• _What needs to be done_: In the items below, reproduce the stretch of lines from the one containing "x-tick-label: 4 xyxy=(689,748,696,763)" through the one containing "mf-label-f6: F6 xyxy=(1002,84,1019,100)", both ends included, with every character unchanged.

• _Records from a dataset_:
---+---
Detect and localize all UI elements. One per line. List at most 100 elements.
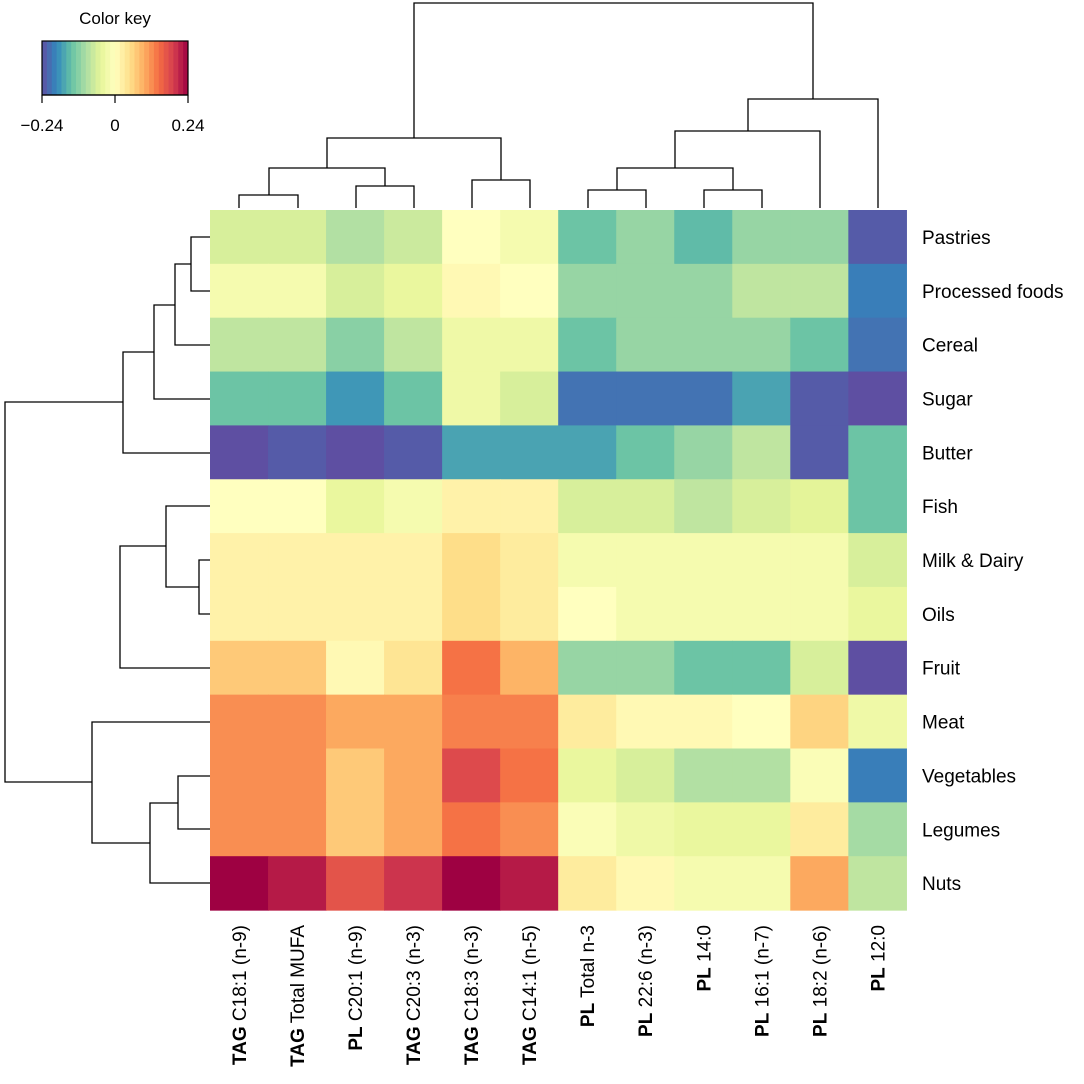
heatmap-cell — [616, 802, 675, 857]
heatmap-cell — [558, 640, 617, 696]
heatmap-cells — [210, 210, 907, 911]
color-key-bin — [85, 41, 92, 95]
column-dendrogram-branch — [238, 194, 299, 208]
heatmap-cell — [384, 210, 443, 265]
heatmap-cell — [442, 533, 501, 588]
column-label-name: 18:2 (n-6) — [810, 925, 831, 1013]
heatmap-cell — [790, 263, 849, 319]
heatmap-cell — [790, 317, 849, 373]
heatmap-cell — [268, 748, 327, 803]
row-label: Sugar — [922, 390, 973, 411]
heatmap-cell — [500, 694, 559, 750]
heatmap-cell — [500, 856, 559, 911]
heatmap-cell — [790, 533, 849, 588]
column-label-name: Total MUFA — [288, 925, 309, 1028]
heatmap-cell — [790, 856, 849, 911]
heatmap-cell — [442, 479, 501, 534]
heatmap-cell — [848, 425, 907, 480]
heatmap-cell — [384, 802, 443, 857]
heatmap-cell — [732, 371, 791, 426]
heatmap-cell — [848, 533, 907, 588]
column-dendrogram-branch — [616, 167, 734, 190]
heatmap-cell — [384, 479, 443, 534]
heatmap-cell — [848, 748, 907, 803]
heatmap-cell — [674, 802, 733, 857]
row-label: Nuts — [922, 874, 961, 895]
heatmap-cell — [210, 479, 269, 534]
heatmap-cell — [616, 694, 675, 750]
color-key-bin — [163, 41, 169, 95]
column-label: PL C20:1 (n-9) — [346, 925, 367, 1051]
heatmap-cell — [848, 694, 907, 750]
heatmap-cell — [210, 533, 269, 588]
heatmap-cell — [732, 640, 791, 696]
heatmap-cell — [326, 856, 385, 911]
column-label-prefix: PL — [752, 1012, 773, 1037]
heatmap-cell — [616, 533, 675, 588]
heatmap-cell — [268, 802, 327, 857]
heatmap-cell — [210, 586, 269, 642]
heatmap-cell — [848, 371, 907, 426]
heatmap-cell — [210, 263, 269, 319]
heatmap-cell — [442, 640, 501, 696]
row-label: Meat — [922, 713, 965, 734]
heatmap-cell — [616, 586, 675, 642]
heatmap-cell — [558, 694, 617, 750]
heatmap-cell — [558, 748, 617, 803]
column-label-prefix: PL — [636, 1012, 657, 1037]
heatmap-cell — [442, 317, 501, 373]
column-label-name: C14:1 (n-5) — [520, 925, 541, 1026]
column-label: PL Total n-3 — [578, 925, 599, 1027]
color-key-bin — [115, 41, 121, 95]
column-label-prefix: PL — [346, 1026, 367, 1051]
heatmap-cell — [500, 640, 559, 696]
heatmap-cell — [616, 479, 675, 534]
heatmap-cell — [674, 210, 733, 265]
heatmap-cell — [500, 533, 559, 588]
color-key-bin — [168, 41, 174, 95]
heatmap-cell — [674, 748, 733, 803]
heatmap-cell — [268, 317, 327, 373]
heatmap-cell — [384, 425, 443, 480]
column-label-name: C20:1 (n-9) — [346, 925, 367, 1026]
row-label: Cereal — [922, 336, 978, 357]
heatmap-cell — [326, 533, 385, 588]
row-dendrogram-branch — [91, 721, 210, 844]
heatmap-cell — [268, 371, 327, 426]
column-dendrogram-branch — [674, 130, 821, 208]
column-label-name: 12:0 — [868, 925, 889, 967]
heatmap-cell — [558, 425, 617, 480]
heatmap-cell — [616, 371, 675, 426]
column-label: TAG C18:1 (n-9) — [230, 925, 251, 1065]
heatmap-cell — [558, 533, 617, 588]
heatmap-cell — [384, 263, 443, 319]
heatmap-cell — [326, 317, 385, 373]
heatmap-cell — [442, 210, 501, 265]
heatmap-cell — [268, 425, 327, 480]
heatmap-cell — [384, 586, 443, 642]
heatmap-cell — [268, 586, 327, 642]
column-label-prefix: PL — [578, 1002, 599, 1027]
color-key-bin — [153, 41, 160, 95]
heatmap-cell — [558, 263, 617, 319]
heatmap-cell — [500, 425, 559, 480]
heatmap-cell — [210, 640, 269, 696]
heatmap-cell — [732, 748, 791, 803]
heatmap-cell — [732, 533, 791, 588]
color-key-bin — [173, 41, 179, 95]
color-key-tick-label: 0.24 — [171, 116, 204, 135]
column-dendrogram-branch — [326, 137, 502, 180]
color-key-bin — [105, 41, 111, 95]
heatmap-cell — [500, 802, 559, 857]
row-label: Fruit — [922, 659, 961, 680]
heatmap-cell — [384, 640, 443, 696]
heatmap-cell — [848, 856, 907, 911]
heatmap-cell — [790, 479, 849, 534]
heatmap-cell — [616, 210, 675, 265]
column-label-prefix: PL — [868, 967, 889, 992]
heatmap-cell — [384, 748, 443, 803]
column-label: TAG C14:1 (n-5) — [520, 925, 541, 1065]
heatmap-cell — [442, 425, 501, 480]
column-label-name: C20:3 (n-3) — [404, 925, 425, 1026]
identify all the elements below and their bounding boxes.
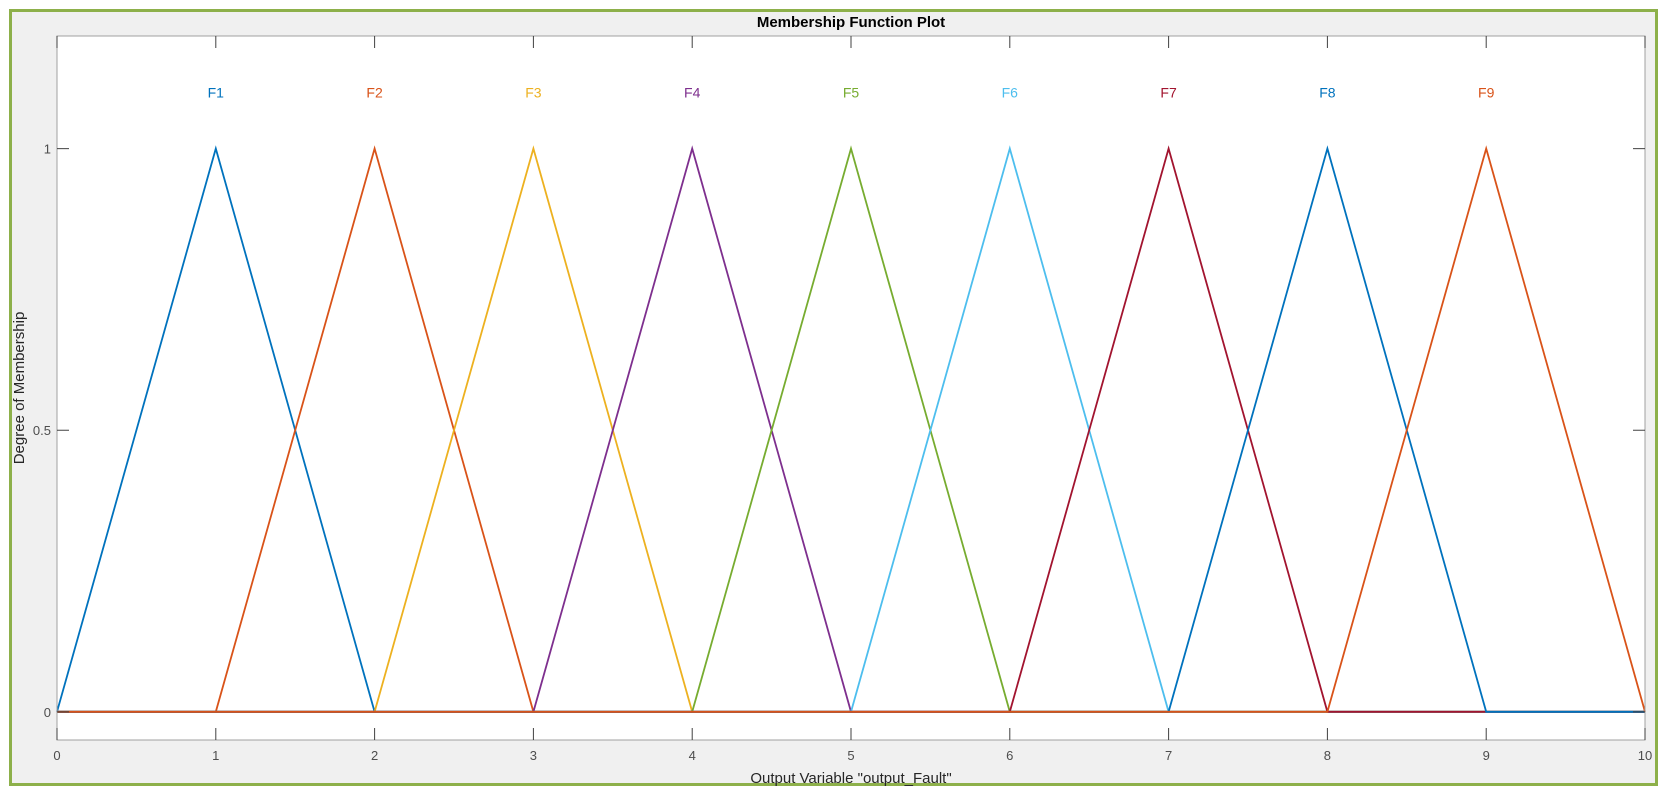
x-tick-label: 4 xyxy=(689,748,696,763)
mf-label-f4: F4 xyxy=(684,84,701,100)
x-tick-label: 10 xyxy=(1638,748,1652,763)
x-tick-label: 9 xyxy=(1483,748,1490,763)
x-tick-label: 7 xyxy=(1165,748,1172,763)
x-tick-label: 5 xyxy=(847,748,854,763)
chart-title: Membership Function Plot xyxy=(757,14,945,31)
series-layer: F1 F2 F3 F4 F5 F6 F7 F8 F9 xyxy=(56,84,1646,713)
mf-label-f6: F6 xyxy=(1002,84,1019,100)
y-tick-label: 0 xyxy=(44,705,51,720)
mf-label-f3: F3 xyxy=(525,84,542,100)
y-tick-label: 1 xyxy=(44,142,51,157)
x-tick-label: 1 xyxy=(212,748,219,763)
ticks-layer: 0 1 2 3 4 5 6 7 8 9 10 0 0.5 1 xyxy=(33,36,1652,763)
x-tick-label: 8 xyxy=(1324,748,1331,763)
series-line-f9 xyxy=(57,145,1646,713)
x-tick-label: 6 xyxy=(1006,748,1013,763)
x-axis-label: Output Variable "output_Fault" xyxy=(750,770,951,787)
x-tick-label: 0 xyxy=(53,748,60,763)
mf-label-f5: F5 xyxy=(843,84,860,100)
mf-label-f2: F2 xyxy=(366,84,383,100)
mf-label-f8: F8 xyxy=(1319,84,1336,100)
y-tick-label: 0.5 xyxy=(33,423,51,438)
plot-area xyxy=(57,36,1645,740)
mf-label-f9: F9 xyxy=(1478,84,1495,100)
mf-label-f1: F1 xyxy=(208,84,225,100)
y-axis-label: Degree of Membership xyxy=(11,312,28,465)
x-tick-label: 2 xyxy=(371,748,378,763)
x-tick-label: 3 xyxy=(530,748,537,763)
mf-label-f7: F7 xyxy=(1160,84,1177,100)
---+---
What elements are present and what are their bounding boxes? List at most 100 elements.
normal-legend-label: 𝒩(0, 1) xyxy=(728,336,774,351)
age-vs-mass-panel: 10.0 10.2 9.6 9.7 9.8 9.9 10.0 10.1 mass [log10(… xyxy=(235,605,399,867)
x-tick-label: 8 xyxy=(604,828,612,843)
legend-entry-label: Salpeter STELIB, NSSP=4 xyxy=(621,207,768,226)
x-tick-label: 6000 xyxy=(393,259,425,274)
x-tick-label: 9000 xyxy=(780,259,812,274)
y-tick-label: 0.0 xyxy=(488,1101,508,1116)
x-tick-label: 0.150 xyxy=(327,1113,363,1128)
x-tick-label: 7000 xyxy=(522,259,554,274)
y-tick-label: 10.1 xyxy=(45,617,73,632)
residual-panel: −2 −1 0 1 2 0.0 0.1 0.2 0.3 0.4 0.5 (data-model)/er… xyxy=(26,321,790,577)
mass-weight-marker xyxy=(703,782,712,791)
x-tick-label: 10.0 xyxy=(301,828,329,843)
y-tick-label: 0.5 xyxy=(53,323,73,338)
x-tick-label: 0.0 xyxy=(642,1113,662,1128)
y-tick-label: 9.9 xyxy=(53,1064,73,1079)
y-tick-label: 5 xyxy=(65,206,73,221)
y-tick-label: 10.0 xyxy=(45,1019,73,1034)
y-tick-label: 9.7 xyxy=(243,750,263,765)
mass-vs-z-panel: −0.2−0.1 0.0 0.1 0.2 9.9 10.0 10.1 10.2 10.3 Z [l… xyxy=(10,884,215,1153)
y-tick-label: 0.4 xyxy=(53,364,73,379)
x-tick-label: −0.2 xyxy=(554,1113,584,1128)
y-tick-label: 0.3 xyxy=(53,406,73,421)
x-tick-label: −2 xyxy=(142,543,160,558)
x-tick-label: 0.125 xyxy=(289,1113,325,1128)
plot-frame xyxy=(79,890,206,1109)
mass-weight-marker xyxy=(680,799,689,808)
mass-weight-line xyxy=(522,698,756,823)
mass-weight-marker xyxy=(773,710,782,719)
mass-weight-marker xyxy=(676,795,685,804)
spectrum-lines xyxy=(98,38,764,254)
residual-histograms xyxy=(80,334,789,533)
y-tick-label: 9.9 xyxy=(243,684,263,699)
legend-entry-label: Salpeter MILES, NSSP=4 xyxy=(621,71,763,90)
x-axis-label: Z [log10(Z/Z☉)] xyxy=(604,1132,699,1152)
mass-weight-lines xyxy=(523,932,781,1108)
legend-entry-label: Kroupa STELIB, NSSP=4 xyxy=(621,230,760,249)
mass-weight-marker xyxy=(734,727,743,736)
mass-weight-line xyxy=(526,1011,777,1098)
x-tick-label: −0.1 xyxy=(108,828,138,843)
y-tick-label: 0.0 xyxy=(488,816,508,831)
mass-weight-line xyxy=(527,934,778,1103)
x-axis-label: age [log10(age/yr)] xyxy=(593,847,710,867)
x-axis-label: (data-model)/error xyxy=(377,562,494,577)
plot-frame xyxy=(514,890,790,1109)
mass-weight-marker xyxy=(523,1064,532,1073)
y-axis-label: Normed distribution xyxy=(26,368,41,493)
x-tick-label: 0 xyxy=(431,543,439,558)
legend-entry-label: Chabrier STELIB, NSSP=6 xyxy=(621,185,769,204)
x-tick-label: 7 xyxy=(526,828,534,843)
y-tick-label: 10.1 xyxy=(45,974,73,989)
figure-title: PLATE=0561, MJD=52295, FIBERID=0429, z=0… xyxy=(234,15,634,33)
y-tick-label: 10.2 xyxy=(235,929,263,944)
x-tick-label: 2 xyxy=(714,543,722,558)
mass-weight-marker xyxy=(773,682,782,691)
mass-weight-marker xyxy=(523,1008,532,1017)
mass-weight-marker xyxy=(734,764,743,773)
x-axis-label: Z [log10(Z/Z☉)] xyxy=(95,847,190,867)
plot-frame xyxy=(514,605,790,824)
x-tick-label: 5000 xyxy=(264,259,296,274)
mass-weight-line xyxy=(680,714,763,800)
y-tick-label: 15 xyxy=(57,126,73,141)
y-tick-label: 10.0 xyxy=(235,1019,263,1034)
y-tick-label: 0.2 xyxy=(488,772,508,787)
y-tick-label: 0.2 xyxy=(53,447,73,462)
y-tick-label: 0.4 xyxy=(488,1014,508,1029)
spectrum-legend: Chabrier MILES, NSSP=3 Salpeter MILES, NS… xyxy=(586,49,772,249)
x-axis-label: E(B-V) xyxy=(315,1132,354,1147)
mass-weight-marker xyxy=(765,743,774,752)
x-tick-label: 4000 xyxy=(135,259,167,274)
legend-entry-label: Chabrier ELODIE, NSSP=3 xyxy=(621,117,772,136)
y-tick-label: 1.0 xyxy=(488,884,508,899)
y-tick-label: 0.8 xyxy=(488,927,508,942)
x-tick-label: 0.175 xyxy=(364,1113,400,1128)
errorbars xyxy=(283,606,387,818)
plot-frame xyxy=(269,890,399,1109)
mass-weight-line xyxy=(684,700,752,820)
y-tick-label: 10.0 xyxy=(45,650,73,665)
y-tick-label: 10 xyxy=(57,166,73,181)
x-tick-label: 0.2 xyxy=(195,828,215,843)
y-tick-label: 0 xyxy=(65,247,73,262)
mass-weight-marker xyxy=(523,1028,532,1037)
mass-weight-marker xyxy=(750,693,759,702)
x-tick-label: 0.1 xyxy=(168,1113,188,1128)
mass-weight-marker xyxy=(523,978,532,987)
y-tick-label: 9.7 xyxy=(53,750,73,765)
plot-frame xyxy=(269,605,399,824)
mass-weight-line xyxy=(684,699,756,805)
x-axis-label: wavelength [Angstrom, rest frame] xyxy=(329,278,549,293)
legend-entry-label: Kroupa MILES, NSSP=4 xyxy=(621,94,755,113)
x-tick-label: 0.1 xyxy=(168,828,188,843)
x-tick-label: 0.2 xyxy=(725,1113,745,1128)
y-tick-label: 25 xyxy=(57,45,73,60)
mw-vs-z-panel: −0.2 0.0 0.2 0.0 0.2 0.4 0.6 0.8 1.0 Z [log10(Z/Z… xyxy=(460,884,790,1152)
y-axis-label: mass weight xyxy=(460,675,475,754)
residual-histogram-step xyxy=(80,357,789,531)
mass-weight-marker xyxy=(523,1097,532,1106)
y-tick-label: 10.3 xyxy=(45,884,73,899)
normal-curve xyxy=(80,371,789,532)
---+---
• _Task answer_:
x-tick-label: 4 xyxy=(689,748,696,763)
mf-label-f4: F4 xyxy=(684,84,701,100)
x-tick-label: 10 xyxy=(1638,748,1652,763)
x-tick-label: 9 xyxy=(1483,748,1490,763)
x-tick-label: 7 xyxy=(1165,748,1172,763)
x-tick-label: 5 xyxy=(847,748,854,763)
chart-title: Membership Function Plot xyxy=(757,14,945,31)
series-layer: F1 F2 F3 F4 F5 F6 F7 F8 F9 xyxy=(56,84,1646,713)
mf-label-f6: F6 xyxy=(1002,84,1019,100)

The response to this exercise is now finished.